* [CHALLENGE]:
Pull out every line of the listing below where "color" appears.

/---

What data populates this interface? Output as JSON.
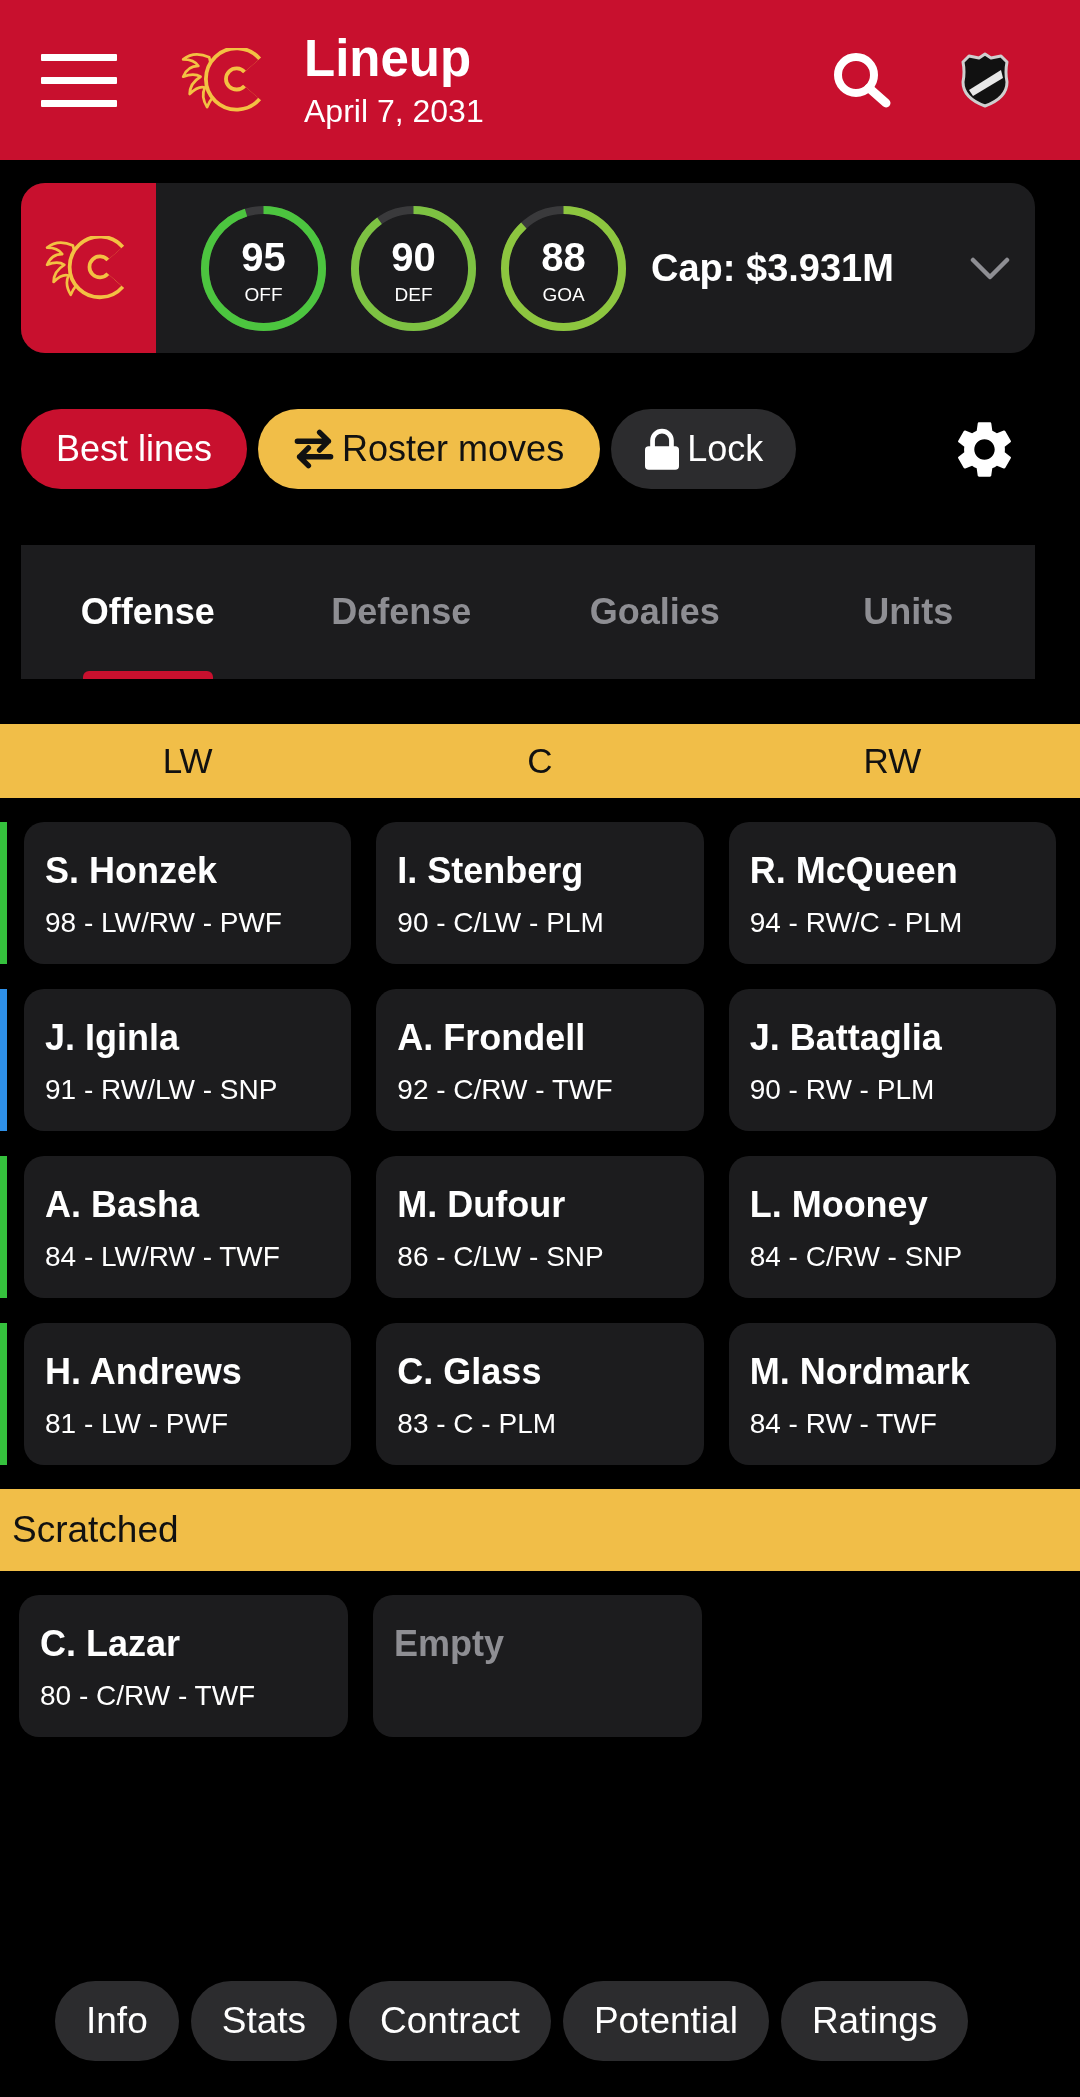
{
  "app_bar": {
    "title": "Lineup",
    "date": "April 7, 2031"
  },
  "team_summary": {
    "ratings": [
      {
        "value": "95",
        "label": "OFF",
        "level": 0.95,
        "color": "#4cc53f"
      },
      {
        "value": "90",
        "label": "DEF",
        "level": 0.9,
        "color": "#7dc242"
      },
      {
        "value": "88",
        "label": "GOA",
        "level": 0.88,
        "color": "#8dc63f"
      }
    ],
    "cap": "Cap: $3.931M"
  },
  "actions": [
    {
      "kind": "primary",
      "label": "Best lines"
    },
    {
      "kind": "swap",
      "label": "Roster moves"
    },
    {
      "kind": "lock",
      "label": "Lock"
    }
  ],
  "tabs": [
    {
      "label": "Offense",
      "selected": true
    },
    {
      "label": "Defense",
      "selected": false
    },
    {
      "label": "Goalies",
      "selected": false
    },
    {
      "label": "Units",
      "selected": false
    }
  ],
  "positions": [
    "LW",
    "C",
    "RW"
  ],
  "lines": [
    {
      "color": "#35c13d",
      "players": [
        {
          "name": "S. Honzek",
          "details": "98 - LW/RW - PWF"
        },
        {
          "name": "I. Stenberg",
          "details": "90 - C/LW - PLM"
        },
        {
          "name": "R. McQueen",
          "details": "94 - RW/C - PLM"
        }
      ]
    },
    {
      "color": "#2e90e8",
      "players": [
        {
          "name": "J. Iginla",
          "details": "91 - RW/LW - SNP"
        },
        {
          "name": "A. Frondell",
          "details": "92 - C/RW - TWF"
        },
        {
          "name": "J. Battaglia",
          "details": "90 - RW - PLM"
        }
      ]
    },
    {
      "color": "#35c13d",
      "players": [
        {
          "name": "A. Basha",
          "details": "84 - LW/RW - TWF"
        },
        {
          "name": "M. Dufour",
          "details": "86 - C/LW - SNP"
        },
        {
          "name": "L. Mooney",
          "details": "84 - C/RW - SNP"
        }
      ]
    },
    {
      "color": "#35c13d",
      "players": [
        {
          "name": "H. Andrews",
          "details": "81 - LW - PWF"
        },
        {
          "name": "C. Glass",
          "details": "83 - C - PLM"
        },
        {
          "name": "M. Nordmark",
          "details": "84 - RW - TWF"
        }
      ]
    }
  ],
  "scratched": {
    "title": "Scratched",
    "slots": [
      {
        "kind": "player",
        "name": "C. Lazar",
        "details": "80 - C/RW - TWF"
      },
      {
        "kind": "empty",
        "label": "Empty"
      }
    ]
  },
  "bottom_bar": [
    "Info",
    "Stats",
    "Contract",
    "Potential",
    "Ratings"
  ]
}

\---

* [FINISHED EXERCISE]:
        "color": "#4cc53f"
        "color": "#7dc242"
        "color": "#8dc63f"
      "color": "#35c13d",
      "color": "#2e90e8",
      "color": "#35c13d",
      "color": "#35c13d",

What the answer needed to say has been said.